[What you should do]
Copy each line that contains the word "would".

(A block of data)
##############################

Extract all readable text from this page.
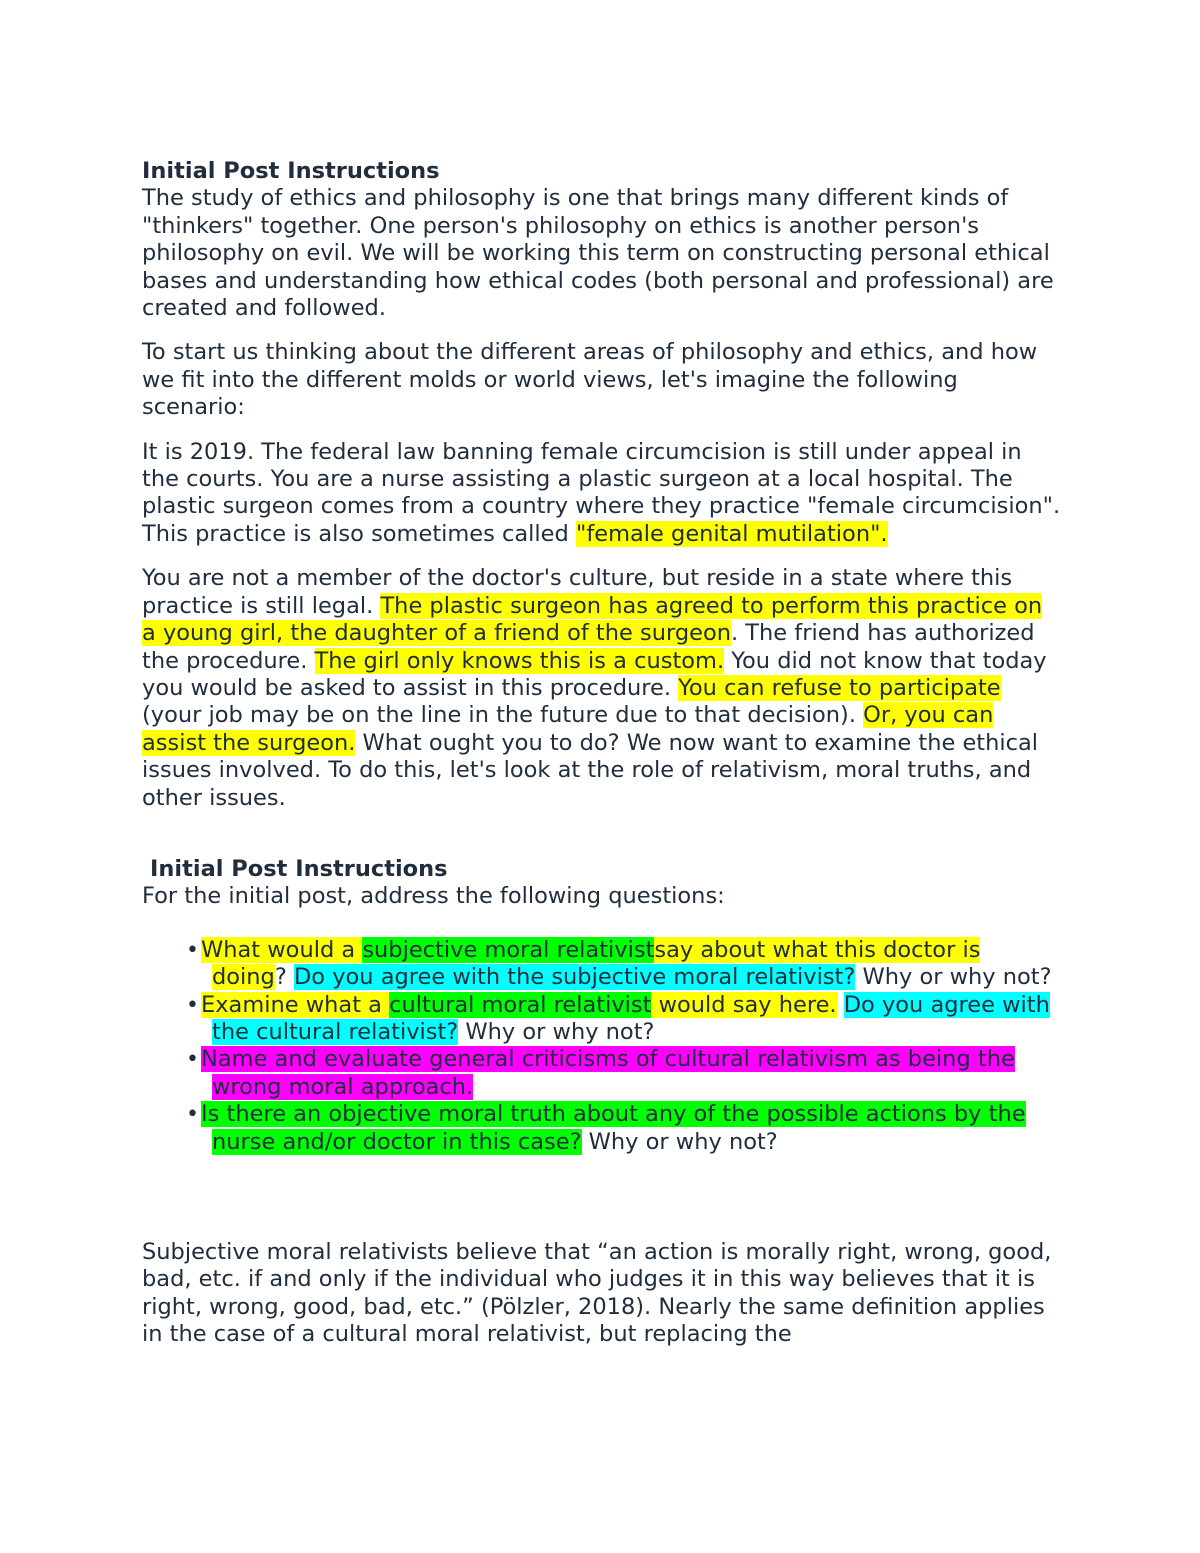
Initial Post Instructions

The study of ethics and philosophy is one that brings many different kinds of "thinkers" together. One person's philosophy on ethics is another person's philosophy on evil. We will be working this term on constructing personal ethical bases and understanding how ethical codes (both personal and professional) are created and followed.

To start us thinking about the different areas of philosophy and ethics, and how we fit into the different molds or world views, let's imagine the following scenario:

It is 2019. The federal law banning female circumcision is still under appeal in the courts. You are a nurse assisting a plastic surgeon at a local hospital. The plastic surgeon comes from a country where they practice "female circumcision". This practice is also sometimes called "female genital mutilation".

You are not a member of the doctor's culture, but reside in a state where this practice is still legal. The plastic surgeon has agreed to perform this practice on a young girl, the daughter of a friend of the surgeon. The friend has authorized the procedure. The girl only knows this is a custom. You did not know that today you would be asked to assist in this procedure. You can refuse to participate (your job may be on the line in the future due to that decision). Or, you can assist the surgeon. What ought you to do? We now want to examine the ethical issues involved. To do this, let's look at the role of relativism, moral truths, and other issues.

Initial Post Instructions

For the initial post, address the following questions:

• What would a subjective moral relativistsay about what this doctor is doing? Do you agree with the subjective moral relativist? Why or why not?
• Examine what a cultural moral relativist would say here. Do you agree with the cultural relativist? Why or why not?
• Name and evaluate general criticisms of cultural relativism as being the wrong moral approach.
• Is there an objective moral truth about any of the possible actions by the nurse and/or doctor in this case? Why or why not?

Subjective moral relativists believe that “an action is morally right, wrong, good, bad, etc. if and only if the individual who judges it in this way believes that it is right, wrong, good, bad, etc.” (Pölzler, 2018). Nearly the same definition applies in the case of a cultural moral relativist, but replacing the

##############################

[Expected answer]
You are not a member of the doctor's culture, but reside in a state where this practice is still legal. The plastic surgeon has agreed to perform this practice on a young girl, the daughter of a friend of the surgeon. The friend has authorized the procedure. The girl only knows this is a custom. You did not know that today you would be asked to assist in this procedure. You can refuse to participate (your job may be on the line in the future due to that decision). Or, you can assist the surgeon. What ought you to do? We now want to examine the ethical issues involved. To do this, let's look at the role of relativism, moral truths, and other issues.
• What would a subjective moral relativistsay about what this doctor is doing? Do you agree with the subjective moral relativist? Why or why not?
• Examine what a cultural moral relativist would say here. Do you agree with the cultural relativist? Why or why not?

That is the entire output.